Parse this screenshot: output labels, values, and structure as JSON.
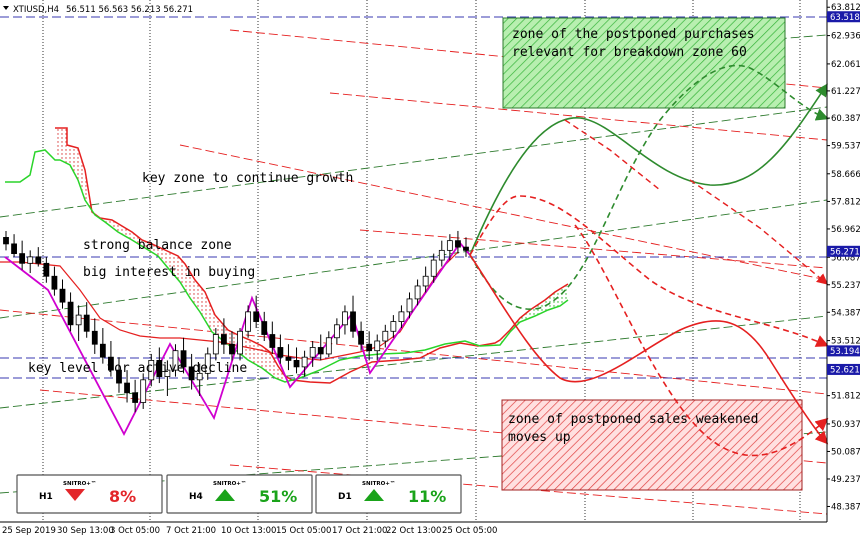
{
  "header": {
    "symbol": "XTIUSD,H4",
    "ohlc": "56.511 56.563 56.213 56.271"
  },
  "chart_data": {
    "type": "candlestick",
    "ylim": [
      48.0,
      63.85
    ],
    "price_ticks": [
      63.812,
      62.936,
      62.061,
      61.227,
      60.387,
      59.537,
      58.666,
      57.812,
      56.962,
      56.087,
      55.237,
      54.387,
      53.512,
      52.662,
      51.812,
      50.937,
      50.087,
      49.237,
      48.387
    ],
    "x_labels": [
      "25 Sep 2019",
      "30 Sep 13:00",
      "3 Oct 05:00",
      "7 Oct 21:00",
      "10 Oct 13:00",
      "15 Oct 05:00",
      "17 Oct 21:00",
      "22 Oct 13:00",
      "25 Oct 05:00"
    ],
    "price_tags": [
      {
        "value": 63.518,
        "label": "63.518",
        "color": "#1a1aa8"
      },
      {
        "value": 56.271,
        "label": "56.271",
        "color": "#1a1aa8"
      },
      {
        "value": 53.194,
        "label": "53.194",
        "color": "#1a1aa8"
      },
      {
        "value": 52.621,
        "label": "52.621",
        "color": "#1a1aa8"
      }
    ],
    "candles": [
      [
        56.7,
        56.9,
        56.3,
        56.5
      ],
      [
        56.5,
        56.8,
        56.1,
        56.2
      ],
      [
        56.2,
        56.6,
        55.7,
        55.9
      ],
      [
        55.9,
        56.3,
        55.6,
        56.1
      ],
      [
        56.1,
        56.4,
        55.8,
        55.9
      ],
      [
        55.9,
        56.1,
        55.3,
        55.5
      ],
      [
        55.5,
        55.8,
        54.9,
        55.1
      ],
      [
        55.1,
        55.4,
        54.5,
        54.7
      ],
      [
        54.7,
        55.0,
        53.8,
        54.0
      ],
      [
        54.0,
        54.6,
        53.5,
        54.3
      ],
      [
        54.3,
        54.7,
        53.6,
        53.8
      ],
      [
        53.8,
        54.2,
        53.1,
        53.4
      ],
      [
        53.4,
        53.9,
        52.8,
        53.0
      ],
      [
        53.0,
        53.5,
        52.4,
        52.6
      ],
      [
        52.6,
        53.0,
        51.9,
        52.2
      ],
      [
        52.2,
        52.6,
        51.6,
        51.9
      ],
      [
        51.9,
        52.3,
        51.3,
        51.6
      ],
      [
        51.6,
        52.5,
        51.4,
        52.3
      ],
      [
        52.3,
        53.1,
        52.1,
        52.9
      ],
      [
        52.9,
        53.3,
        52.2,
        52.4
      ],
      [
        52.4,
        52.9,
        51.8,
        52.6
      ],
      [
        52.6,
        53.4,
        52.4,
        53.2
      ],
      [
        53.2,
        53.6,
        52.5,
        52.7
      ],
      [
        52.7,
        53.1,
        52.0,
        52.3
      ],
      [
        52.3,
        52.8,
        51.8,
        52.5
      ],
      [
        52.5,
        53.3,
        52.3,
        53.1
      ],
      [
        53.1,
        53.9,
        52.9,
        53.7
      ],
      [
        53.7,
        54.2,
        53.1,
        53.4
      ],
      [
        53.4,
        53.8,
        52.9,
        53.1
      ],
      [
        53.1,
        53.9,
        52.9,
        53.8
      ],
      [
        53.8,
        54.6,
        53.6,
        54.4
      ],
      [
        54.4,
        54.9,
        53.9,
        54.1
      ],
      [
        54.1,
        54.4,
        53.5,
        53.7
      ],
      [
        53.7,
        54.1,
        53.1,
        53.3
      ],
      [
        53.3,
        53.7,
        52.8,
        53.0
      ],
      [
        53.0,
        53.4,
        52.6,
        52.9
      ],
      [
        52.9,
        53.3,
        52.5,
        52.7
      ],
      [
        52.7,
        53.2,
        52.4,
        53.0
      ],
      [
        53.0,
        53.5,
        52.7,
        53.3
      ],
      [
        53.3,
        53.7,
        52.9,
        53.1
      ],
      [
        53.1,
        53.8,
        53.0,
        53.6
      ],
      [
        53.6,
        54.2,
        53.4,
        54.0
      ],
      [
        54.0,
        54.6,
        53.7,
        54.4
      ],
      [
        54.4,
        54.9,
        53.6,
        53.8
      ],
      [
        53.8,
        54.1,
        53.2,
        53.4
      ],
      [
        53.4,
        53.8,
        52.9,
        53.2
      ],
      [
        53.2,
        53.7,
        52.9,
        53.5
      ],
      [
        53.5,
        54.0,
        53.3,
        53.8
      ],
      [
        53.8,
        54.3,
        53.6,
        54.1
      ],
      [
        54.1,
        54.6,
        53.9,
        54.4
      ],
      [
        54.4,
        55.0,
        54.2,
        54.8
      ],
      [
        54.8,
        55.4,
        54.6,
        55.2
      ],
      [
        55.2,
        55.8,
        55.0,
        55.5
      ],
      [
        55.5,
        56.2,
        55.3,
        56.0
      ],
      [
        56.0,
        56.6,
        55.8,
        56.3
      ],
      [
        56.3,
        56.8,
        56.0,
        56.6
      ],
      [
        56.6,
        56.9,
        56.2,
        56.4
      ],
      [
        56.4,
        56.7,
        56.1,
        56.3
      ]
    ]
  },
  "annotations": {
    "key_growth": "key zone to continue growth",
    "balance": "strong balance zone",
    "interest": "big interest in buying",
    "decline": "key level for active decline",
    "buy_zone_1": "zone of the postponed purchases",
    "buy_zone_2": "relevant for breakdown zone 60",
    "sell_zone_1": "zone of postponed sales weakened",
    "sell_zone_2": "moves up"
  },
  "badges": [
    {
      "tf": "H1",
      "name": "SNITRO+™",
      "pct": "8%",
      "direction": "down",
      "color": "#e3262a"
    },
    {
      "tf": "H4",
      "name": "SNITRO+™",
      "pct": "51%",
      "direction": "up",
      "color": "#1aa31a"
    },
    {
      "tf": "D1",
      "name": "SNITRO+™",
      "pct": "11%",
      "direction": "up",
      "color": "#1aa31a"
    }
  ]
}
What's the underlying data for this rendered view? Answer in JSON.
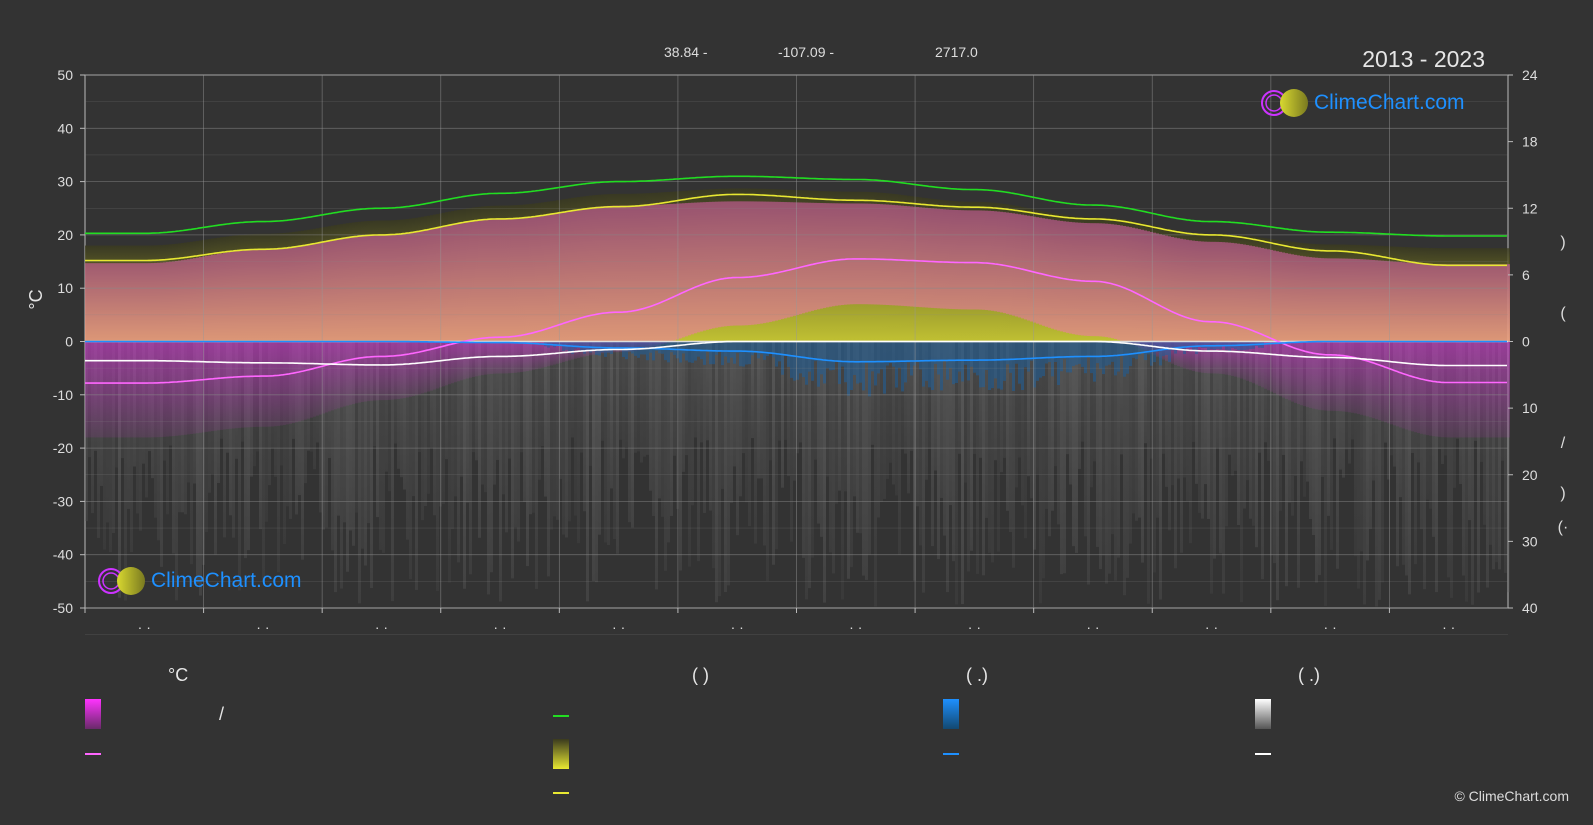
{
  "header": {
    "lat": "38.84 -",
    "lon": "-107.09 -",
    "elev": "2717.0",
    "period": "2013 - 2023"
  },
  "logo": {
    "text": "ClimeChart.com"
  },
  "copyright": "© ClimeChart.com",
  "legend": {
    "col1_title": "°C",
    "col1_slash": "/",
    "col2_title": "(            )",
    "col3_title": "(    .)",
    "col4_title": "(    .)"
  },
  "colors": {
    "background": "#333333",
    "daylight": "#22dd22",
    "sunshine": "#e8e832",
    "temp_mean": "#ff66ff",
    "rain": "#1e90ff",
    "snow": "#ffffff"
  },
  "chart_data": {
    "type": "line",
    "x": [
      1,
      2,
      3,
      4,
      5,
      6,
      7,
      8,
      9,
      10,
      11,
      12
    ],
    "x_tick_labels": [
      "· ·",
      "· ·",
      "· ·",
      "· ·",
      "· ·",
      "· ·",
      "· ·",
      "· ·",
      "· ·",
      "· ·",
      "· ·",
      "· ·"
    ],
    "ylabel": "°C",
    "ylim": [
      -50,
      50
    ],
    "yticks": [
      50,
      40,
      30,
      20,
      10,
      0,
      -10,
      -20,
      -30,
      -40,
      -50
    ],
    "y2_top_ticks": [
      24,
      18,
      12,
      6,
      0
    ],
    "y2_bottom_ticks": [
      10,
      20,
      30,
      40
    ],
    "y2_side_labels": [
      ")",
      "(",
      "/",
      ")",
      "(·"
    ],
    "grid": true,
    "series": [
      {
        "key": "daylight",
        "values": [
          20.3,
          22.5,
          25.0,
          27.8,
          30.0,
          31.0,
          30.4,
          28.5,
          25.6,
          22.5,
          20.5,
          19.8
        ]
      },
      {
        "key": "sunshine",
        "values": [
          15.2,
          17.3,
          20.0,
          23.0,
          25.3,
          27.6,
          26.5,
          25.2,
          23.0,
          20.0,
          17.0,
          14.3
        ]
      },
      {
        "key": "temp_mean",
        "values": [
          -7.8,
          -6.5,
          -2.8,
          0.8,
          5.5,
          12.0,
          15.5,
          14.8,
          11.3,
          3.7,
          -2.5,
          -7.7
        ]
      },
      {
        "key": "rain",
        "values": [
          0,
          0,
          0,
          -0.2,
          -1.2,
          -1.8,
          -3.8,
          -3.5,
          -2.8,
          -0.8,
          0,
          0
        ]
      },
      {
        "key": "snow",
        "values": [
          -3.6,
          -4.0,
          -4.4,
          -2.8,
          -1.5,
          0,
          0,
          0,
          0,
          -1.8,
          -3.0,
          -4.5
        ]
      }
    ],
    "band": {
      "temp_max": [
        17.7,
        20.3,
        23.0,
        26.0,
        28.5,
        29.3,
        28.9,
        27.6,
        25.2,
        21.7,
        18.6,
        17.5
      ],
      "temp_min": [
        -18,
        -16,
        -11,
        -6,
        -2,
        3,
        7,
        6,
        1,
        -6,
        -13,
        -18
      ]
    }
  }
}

## WHAT THE EXERCISE ASKS
Pick out all the lines with the word "postponed" in them and copy them.

## RESPONSE
    "buy_zone_1": "zone of the postponed purchases",
    "sell_zone_1": "zone of postponed sales weakened",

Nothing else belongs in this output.